# start of INPUT ROWS

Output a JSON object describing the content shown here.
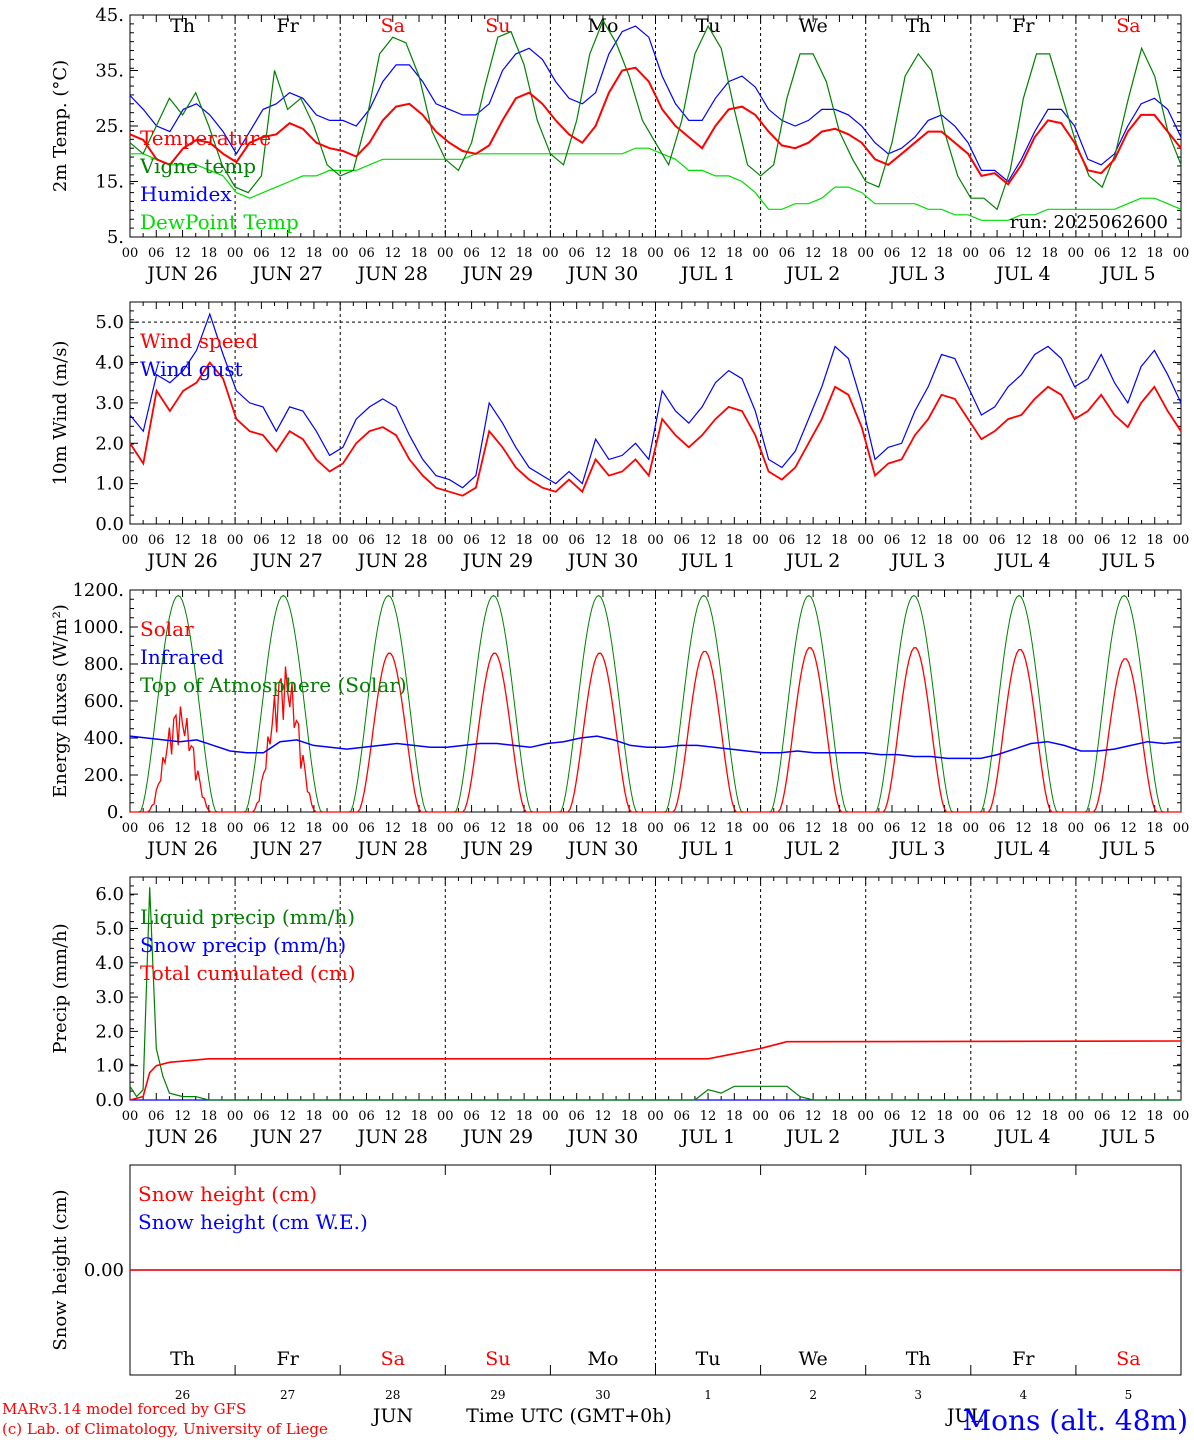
{
  "days": [
    {
      "abbr": "Th",
      "weekend": false,
      "date_label": "JUN 26",
      "num": "26"
    },
    {
      "abbr": "Fr",
      "weekend": false,
      "date_label": "JUN 27",
      "num": "27"
    },
    {
      "abbr": "Sa",
      "weekend": true,
      "date_label": "JUN 28",
      "num": "28"
    },
    {
      "abbr": "Su",
      "weekend": true,
      "date_label": "JUN 29",
      "num": "29"
    },
    {
      "abbr": "Mo",
      "weekend": false,
      "date_label": "JUN 30",
      "num": "30"
    },
    {
      "abbr": "Tu",
      "weekend": false,
      "date_label": "JUL  1",
      "num": "1"
    },
    {
      "abbr": "We",
      "weekend": false,
      "date_label": "JUL  2",
      "num": "2"
    },
    {
      "abbr": "Th",
      "weekend": false,
      "date_label": "JUL  3",
      "num": "3"
    },
    {
      "abbr": "Fr",
      "weekend": false,
      "date_label": "JUL  4",
      "num": "4"
    },
    {
      "abbr": "Sa",
      "weekend": true,
      "date_label": "JUL  5",
      "num": "5"
    }
  ],
  "hour_ticks": [
    "00",
    "06",
    "12",
    "18"
  ],
  "colors": {
    "red": "#ff0000",
    "green": "#008000",
    "blue": "#0000ff",
    "lime": "#00cc00",
    "weekend": "#ff0000"
  },
  "footer": {
    "model_line": "MARv3.14 model forced by GFS",
    "copyright_line": "(c) Lab. of Climatology, University of Liege",
    "month_left": "JUN",
    "month_right": "JUL",
    "time_axis": "Time UTC (GMT+0h)",
    "station": "Mons (alt. 48m)"
  },
  "run_label": "run: 2025062600",
  "chart_data": [
    {
      "type": "line",
      "ylabel": "2m Temp. (°C)",
      "ylim": [
        5,
        45
      ],
      "yticks": [
        "5.",
        "15.",
        "25.",
        "35.",
        "45."
      ],
      "grid": "vertical day separators",
      "legend": "top-left",
      "series": [
        {
          "name": "Temperature",
          "color": "#ff0000",
          "values": [
            23.5,
            22.5,
            19,
            18,
            21,
            22.5,
            22,
            20,
            18.5,
            22,
            23,
            23.5,
            25.5,
            24.5,
            22,
            21,
            20.5,
            19.5,
            22,
            26,
            28.5,
            29,
            27,
            24,
            22,
            20.5,
            20,
            21.5,
            26,
            30,
            31,
            29,
            26,
            23.5,
            22,
            25,
            31,
            35,
            35.5,
            33,
            28,
            25,
            23,
            21,
            25,
            28,
            28.5,
            27,
            24,
            21.5,
            21,
            22,
            24,
            24.5,
            23.5,
            22,
            19,
            18,
            20,
            22,
            24,
            24,
            22,
            20,
            16,
            16.5,
            14.5,
            18,
            23,
            26,
            25.5,
            22,
            17,
            16.5,
            19,
            24,
            27,
            27,
            24,
            21
          ]
        },
        {
          "name": "Vigne temp",
          "color": "#008000",
          "values": [
            22,
            20,
            25,
            30,
            27,
            31,
            25,
            18,
            14,
            13,
            16,
            35,
            28,
            30,
            25,
            18,
            16,
            17,
            26,
            38,
            41,
            40,
            34,
            24,
            19,
            17,
            22,
            32,
            41,
            42,
            36,
            26,
            20,
            18,
            26,
            38,
            44,
            40,
            34,
            26,
            22,
            18,
            26,
            38,
            43,
            39,
            28,
            18,
            16,
            18,
            30,
            38,
            38,
            33,
            24,
            19,
            15,
            14,
            22,
            34,
            38,
            35,
            24,
            16,
            12,
            12,
            10,
            17,
            30,
            38,
            38,
            30,
            22,
            16,
            14,
            20,
            30,
            39,
            34,
            24,
            18
          ]
        },
        {
          "name": "Humidex",
          "color": "#0000ff",
          "values": [
            30.5,
            28,
            25,
            24,
            28,
            29,
            27,
            24,
            20,
            24,
            28,
            29,
            31,
            30,
            27,
            26,
            26,
            25,
            28,
            33,
            36,
            36,
            33,
            29,
            28,
            27,
            27,
            29,
            35,
            38,
            39,
            37,
            33,
            30,
            29,
            31,
            38,
            42,
            43,
            41,
            34,
            29,
            26,
            26,
            30,
            33,
            34,
            32,
            28,
            26,
            25,
            26,
            28,
            28,
            27,
            25,
            22,
            20,
            21,
            23,
            26,
            27,
            25,
            22,
            17,
            17,
            15,
            19,
            24,
            28,
            28,
            25,
            19,
            18,
            20,
            25,
            29,
            30,
            28,
            23
          ]
        },
        {
          "name": "DewPoint Temp",
          "color": "#00dd00",
          "values": [
            20,
            20,
            19,
            18,
            18,
            18,
            17,
            16,
            13,
            12,
            13,
            14,
            15,
            16,
            16,
            17,
            17,
            17,
            18,
            19,
            19,
            19,
            19,
            19,
            19,
            19,
            20,
            20,
            20,
            20,
            20,
            20,
            20,
            20,
            20,
            20,
            20,
            20,
            21,
            21,
            20,
            19,
            17,
            17,
            16,
            16,
            15,
            13,
            10,
            10,
            11,
            11,
            12,
            14,
            14,
            13,
            11,
            11,
            11,
            11,
            10,
            10,
            9,
            9,
            8,
            8,
            8,
            9,
            9,
            10,
            10,
            10,
            10,
            10,
            10,
            11,
            12,
            12,
            11,
            10
          ]
        }
      ]
    },
    {
      "type": "line",
      "ylabel": "10m Wind (m/s)",
      "ylim": [
        0,
        5.5
      ],
      "yticks": [
        "0.0",
        "1.0",
        "2.0",
        "3.0",
        "4.0",
        "5.0"
      ],
      "grid": "vertical day separators, dashed line at 5.0",
      "legend": "top-left",
      "series": [
        {
          "name": "Wind speed",
          "color": "#ff0000",
          "values": [
            2,
            1.5,
            3.3,
            2.8,
            3.3,
            3.5,
            4.0,
            3.6,
            2.6,
            2.3,
            2.2,
            1.8,
            2.3,
            2.1,
            1.6,
            1.3,
            1.5,
            2.0,
            2.3,
            2.4,
            2.2,
            1.6,
            1.2,
            0.9,
            0.8,
            0.7,
            0.9,
            2.3,
            1.9,
            1.4,
            1.1,
            0.9,
            0.8,
            1.1,
            0.8,
            1.6,
            1.2,
            1.3,
            1.6,
            1.2,
            2.6,
            2.2,
            1.9,
            2.2,
            2.6,
            2.9,
            2.8,
            2.2,
            1.3,
            1.1,
            1.4,
            2.0,
            2.6,
            3.4,
            3.2,
            2.4,
            1.2,
            1.5,
            1.6,
            2.2,
            2.6,
            3.2,
            3.1,
            2.6,
            2.1,
            2.3,
            2.6,
            2.7,
            3.1,
            3.4,
            3.2,
            2.6,
            2.8,
            3.2,
            2.7,
            2.4,
            3.0,
            3.4,
            2.8,
            2.3
          ]
        },
        {
          "name": "Wind gust",
          "color": "#0000ff",
          "values": [
            2.7,
            2.3,
            3.7,
            3.5,
            3.8,
            4.3,
            5.2,
            4.2,
            3.3,
            3.0,
            2.9,
            2.3,
            2.9,
            2.8,
            2.3,
            1.7,
            1.9,
            2.6,
            2.9,
            3.1,
            2.9,
            2.2,
            1.6,
            1.2,
            1.1,
            0.9,
            1.2,
            3.0,
            2.5,
            1.9,
            1.4,
            1.2,
            1.0,
            1.3,
            1.0,
            2.1,
            1.6,
            1.7,
            2.0,
            1.6,
            3.3,
            2.8,
            2.5,
            2.9,
            3.5,
            3.8,
            3.6,
            2.8,
            1.6,
            1.4,
            1.8,
            2.6,
            3.4,
            4.4,
            4.1,
            3.0,
            1.6,
            1.9,
            2.0,
            2.8,
            3.4,
            4.2,
            4.1,
            3.4,
            2.7,
            2.9,
            3.4,
            3.7,
            4.2,
            4.4,
            4.1,
            3.4,
            3.6,
            4.2,
            3.5,
            3.0,
            3.9,
            4.3,
            3.7,
            3.0
          ]
        }
      ]
    },
    {
      "type": "line",
      "ylabel": "Energy fluxes (W/m²)",
      "ylim": [
        0,
        1200
      ],
      "yticks": [
        "0.",
        "200.",
        "400.",
        "600.",
        "800.",
        "1000.",
        "1200."
      ],
      "grid": "vertical day separators",
      "legend": "top-left",
      "series": [
        {
          "name": "Solar",
          "color": "#ff0000",
          "peaks": [
            580,
            800,
            860,
            860,
            860,
            870,
            890,
            890,
            880,
            830
          ]
        },
        {
          "name": "Infrared",
          "color": "#0000ff",
          "values": [
            410,
            400,
            390,
            380,
            390,
            360,
            330,
            320,
            320,
            380,
            390,
            360,
            350,
            340,
            350,
            360,
            370,
            360,
            350,
            350,
            360,
            370,
            370,
            360,
            350,
            370,
            380,
            400,
            410,
            390,
            360,
            350,
            350,
            360,
            360,
            350,
            340,
            330,
            320,
            320,
            330,
            320,
            320,
            320,
            320,
            310,
            310,
            300,
            300,
            290,
            290,
            290,
            310,
            340,
            370,
            380,
            360,
            330,
            330,
            340,
            360,
            380,
            370,
            380
          ]
        },
        {
          "name": "Top of Atmosphere (Solar)",
          "color": "#008000",
          "peak": 1170
        }
      ]
    },
    {
      "type": "line",
      "ylabel": "Precip (mm/h)",
      "ylim": [
        0,
        6.5
      ],
      "yticks": [
        "0.0",
        "1.0",
        "2.0",
        "3.0",
        "4.0",
        "5.0",
        "6.0"
      ],
      "grid": "vertical day separators",
      "legend": "top-left",
      "series": [
        {
          "name": "Liquid precip (mm/h)",
          "color": "#008000",
          "points": [
            [
              0,
              0.4
            ],
            [
              0.5,
              0.1
            ],
            [
              1,
              0.3
            ],
            [
              1.5,
              6.2
            ],
            [
              2,
              1.5
            ],
            [
              2.5,
              0.7
            ],
            [
              3,
              0.2
            ],
            [
              4,
              0.1
            ],
            [
              5,
              0.1
            ],
            [
              6,
              0
            ],
            [
              43,
              0
            ],
            [
              44,
              0.3
            ],
            [
              45,
              0.2
            ],
            [
              46,
              0.4
            ],
            [
              50,
              0.4
            ],
            [
              51,
              0.1
            ],
            [
              52,
              0
            ],
            [
              80,
              0
            ]
          ]
        },
        {
          "name": "Snow precip (mm/h)",
          "color": "#0000ff",
          "points": [
            [
              0,
              0
            ],
            [
              80,
              0
            ]
          ]
        },
        {
          "name": "Total cumulated (cm)",
          "color": "#ff0000",
          "points": [
            [
              0,
              0
            ],
            [
              1,
              0.1
            ],
            [
              1.5,
              0.8
            ],
            [
              2,
              1.0
            ],
            [
              3,
              1.1
            ],
            [
              6,
              1.2
            ],
            [
              44,
              1.2
            ],
            [
              46,
              1.35
            ],
            [
              48,
              1.5
            ],
            [
              50,
              1.7
            ],
            [
              80,
              1.72
            ]
          ]
        }
      ]
    },
    {
      "type": "line",
      "ylabel": "Snow height (cm)",
      "ylim": [
        -1,
        1
      ],
      "yticks": [
        "0.00"
      ],
      "grid": "vertical line at JUL 1",
      "legend": "top-left",
      "series": [
        {
          "name": "Snow height (cm)",
          "color": "#ff0000",
          "values": [
            0,
            0
          ]
        },
        {
          "name": "Snow height (cm W.E.)",
          "color": "#0000ff",
          "values": [
            0,
            0
          ]
        }
      ]
    }
  ]
}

# end of INPUT ROWS

• _YOUR TASK_
Pick out each line in the material containing "height".

• _WRITTEN RESPONSE_
      "ylabel": "Snow height (cm)",
          "name": "Snow height (cm)",
          "name": "Snow height (cm W.E.)",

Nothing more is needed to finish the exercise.